Interview: Dr. John Incardona on Oil’s Heartbreaking Impact on Fish and What it Means for Gulf Restoration

(This blog is part of a series of interviews with scientists who are championing marine research in the Gulf of Mexico.)

Dr. John Incardona is an ecotoxicologist and researcher at the National Oceanic and Atmospheric Administration’s (NOAA) Northwest Fisheries Science Center who spent much of his childhood in the Gulf of Mexico. Trained as a physician, he did his postdoctoral research into human birth defects, which eventually led him to study how chemicals affect fish embryos. He found that specific chemicals in crude oil are toxic to the hearts of developing zebrafish – a major finding with implications for assessing the health of wild fish before and after large-scale disasters. Ocean Conservancy talked with Dr. Incardona about his work and the new research tools that could be put to use in the Gulf and elsewhere.

Ocean Conservancy: What is ecotoxicology?

Dr. Incardona: Ecotoxicology seeks to understand how chemicals impact ecosystems, from individual molecules at the biochemical level up to the level of cells, individual animals and entire populations. We often need to know how chemical contaminants impact individuals before we can understand the effects on a population or ecosystem.

OC: Could you elaborate?

Dr. I.: Consider the Pacific herring population in Prince William Sound after the Exxon Valdez oil spill. At the time, it was the biggest commercial fishery there. The population collapsed four years after the spill. No one could explain why, or draw clear connections to the oiling of herring spawning habitat. The state of the science in 1989 wasn’t far enough along that the natural resource community understood how exposures to very low levels of crude oil could have subtle but important effects on developing herring embryos — or that these effects could subsequently reduce individual survival later in life.

════════════════════

__Task description__
Write out the interview word for word, from "(This blog is" up to and including "Gulf and elsewhere.".

════════════════════

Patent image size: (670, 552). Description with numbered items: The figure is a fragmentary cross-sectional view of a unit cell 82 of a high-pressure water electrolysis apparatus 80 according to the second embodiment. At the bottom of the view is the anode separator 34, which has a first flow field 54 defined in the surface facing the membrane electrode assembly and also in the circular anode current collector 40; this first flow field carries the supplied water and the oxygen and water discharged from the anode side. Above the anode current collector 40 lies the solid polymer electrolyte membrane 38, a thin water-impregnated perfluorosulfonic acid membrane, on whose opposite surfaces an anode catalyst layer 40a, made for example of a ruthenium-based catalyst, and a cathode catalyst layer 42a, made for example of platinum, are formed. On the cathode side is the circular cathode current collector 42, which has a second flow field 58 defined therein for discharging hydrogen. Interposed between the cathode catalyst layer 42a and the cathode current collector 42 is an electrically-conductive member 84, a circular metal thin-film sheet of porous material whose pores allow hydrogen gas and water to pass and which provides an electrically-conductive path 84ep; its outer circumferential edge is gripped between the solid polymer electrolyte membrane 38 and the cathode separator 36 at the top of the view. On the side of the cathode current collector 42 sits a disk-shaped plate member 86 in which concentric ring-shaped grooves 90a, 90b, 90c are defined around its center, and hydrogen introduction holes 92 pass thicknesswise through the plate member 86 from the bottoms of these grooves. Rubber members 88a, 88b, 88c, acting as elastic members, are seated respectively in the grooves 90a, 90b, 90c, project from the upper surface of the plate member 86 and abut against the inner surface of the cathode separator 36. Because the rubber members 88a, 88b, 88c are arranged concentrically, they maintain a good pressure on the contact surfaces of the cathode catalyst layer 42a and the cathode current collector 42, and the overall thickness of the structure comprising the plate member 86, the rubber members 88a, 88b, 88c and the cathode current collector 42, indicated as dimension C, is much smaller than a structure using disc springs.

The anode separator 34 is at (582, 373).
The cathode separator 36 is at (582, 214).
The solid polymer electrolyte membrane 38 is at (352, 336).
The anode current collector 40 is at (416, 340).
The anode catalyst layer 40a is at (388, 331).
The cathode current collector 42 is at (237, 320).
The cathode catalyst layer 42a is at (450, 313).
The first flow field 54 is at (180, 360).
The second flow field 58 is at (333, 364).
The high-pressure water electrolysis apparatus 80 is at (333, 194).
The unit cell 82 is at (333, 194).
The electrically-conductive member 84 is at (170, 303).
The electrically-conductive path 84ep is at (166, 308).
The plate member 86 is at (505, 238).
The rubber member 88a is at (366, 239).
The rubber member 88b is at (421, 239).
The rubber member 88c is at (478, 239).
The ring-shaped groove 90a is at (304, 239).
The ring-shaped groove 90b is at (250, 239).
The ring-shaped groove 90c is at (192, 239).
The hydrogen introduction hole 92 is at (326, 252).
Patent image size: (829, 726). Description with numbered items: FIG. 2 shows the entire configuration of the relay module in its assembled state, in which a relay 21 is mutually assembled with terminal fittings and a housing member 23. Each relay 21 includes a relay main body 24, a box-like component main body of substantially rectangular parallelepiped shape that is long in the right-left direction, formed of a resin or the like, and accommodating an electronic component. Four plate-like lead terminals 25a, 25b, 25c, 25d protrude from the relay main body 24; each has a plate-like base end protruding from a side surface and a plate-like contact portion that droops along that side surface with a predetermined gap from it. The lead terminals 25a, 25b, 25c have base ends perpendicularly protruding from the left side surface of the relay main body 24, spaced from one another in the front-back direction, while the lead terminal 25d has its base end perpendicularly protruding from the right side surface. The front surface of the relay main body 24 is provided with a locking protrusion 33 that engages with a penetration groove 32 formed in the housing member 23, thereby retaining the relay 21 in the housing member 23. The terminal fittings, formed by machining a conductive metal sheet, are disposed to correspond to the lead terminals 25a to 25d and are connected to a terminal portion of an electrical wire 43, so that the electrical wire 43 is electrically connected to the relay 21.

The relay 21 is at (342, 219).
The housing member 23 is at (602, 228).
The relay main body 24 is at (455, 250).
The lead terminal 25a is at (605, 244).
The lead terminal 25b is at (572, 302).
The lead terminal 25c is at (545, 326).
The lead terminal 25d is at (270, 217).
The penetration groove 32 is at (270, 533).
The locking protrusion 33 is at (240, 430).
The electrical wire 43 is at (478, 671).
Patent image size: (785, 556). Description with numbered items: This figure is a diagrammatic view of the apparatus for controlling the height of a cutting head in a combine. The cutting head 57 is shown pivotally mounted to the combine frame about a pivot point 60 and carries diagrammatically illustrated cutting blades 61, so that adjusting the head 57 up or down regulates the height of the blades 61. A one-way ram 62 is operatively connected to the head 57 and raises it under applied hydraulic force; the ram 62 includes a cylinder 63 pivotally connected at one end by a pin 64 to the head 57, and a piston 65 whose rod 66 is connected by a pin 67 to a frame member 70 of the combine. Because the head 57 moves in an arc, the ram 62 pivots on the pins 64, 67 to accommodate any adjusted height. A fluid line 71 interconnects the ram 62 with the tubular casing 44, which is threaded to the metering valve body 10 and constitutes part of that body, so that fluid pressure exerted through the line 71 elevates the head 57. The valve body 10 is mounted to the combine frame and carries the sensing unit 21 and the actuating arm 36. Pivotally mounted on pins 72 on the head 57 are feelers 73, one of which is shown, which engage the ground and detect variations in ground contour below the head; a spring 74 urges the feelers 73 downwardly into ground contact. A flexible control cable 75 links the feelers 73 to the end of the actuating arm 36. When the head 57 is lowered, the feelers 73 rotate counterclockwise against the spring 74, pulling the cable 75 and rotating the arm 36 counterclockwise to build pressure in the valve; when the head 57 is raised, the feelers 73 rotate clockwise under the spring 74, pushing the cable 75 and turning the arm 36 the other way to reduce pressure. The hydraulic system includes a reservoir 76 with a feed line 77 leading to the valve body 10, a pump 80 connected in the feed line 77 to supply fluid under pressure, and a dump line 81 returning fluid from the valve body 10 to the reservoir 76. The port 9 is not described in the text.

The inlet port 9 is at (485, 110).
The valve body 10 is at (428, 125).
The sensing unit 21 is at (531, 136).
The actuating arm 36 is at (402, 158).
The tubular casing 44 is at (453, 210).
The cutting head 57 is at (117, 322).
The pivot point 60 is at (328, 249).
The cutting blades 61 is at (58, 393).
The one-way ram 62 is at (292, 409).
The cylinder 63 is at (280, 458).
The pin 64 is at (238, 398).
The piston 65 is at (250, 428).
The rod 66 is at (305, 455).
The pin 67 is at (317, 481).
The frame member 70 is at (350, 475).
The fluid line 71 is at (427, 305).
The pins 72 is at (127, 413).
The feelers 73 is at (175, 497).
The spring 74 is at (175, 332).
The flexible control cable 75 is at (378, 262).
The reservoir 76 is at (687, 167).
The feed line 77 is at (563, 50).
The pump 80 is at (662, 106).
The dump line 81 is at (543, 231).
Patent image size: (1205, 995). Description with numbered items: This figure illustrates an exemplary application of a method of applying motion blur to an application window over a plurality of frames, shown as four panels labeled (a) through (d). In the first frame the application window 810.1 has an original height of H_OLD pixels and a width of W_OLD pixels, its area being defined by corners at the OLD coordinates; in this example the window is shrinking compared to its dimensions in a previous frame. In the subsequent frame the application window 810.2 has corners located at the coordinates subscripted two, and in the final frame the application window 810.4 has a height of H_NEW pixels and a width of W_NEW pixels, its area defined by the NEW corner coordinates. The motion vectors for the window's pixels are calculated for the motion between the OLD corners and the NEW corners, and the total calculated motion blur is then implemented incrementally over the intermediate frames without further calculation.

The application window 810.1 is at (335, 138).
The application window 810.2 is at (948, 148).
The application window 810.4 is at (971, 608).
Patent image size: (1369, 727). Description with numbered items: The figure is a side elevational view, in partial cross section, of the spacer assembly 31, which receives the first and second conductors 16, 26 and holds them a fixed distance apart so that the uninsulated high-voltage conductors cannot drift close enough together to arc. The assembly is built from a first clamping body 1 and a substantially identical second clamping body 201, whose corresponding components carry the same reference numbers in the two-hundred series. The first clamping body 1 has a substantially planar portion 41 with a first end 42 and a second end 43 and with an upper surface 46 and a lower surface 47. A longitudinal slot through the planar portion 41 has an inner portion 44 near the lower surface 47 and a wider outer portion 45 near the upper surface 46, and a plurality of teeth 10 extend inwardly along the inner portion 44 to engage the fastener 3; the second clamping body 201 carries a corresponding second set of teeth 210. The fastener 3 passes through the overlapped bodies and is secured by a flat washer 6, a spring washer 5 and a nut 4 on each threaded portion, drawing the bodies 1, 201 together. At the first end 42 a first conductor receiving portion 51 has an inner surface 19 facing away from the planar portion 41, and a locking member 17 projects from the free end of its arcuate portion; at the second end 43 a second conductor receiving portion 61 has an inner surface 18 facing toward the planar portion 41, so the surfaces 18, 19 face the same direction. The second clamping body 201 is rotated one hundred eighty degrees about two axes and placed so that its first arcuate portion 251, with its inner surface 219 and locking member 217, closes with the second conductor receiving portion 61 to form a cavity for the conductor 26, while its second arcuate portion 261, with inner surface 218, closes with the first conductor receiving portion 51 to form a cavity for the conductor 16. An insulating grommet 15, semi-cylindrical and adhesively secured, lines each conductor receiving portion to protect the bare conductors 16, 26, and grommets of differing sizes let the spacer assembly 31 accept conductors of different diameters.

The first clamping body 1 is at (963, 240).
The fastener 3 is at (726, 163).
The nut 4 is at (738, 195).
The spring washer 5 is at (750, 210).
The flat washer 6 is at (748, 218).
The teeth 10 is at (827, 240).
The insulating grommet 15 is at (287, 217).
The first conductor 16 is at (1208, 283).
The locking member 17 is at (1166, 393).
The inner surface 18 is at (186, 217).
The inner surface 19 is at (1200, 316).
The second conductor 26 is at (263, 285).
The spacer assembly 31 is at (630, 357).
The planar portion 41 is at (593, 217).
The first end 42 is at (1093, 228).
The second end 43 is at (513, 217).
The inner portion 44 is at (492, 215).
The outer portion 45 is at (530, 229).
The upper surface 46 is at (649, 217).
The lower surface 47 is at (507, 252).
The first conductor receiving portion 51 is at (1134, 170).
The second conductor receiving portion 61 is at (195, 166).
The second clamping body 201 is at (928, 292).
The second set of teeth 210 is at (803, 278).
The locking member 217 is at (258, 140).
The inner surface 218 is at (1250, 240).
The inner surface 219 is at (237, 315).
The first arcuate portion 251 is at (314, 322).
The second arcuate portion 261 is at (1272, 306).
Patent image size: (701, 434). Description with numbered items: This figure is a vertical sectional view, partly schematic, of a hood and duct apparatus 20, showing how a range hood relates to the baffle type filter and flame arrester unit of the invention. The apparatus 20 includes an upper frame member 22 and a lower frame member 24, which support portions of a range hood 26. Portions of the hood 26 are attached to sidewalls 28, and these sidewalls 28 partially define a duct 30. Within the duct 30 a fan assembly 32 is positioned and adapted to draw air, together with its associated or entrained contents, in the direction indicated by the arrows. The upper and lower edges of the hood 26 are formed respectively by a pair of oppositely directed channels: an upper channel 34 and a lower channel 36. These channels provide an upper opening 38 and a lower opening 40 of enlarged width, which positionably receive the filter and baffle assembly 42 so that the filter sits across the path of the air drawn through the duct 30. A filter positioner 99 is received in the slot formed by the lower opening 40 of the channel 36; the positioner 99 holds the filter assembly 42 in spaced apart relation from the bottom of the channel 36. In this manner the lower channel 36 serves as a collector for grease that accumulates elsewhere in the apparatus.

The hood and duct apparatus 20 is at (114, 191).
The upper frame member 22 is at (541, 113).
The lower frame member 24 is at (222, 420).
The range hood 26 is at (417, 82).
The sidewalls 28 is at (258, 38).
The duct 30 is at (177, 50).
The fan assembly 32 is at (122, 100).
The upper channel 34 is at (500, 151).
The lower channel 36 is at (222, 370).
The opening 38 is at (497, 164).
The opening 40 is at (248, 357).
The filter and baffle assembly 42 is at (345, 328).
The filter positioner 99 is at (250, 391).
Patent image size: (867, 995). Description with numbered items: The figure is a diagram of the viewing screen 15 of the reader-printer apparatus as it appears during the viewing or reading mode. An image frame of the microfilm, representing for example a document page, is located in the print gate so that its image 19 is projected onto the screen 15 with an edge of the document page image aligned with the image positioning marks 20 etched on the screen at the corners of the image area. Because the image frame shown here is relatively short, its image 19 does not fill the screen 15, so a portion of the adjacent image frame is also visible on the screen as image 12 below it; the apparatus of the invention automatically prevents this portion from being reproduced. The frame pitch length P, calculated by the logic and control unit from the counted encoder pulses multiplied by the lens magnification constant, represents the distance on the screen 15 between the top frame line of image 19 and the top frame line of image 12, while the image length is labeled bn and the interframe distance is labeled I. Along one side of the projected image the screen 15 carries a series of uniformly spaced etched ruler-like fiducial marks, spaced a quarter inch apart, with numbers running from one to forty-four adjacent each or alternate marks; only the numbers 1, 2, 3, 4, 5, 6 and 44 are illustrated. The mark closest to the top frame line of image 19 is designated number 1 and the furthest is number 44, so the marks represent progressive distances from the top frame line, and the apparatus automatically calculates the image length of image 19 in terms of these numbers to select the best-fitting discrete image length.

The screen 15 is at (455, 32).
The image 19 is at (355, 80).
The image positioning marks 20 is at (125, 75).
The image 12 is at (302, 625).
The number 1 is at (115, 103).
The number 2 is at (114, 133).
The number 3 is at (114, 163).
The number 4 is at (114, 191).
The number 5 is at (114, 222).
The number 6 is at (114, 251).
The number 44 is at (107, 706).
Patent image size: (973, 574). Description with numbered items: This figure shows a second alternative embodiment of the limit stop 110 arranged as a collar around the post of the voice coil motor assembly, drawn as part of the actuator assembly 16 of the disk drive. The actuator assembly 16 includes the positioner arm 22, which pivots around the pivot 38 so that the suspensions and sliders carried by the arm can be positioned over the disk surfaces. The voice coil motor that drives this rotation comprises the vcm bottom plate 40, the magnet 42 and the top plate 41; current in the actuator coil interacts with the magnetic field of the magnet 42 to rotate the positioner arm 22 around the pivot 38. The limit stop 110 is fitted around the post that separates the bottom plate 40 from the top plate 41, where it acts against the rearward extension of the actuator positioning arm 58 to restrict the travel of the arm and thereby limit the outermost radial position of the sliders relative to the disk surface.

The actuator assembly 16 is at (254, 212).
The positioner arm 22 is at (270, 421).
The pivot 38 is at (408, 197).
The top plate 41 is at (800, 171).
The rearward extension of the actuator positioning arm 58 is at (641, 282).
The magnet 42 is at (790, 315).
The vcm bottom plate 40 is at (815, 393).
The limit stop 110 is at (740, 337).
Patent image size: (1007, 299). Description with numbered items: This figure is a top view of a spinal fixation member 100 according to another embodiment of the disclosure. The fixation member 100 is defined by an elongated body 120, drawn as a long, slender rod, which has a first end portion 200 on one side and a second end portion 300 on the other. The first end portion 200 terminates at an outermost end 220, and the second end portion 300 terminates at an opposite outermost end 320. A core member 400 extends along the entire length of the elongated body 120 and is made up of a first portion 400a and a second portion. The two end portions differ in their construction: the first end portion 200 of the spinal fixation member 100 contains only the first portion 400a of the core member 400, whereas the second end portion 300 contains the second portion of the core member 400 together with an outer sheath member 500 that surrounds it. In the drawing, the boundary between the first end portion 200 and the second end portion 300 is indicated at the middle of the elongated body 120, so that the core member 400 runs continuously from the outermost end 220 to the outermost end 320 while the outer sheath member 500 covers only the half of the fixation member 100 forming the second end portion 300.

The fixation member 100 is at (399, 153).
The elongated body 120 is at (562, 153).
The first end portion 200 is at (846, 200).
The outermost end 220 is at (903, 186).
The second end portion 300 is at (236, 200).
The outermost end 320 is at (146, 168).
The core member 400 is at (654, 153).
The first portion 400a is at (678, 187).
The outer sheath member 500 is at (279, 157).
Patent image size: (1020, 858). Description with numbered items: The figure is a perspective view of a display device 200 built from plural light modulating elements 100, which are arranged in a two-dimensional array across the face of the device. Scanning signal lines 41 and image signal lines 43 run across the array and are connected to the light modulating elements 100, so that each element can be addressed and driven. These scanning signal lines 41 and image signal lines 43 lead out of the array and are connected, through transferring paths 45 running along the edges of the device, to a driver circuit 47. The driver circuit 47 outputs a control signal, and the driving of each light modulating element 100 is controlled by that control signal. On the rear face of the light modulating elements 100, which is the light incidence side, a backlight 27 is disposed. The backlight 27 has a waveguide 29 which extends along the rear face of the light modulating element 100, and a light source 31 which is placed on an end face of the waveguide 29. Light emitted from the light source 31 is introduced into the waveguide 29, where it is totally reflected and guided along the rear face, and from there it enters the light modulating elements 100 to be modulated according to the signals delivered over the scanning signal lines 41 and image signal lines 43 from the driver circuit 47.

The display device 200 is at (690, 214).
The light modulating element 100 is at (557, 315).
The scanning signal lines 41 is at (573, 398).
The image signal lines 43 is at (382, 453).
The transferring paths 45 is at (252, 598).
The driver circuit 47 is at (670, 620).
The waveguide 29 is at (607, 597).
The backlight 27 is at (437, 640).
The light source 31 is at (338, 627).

════════════════════

__Final answer__
(This blog is part of a series of interviews with scientists who are championing marine research in the Gulf of Mexico.)

Dr. John Incardona is an ecotoxicologist and researcher at the National Oceanic and Atmospheric Administration’s (NOAA) Northwest Fisheries Science Center who spent much of his childhood in the Gulf of Mexico. Trained as a physician, he did his postdoctoral research into human birth defects, which eventually led him to study how chemicals affect fish embryos. He found that specific chemicals in crude oil are toxic to the hearts of developing zebrafish – a major finding with implications for assessing the health of wild fish before and after large-scale disasters. Ocean Conservancy talked with Dr. Incardona about his work and the new research tools that could be put to use in the Gulf and elsewhere.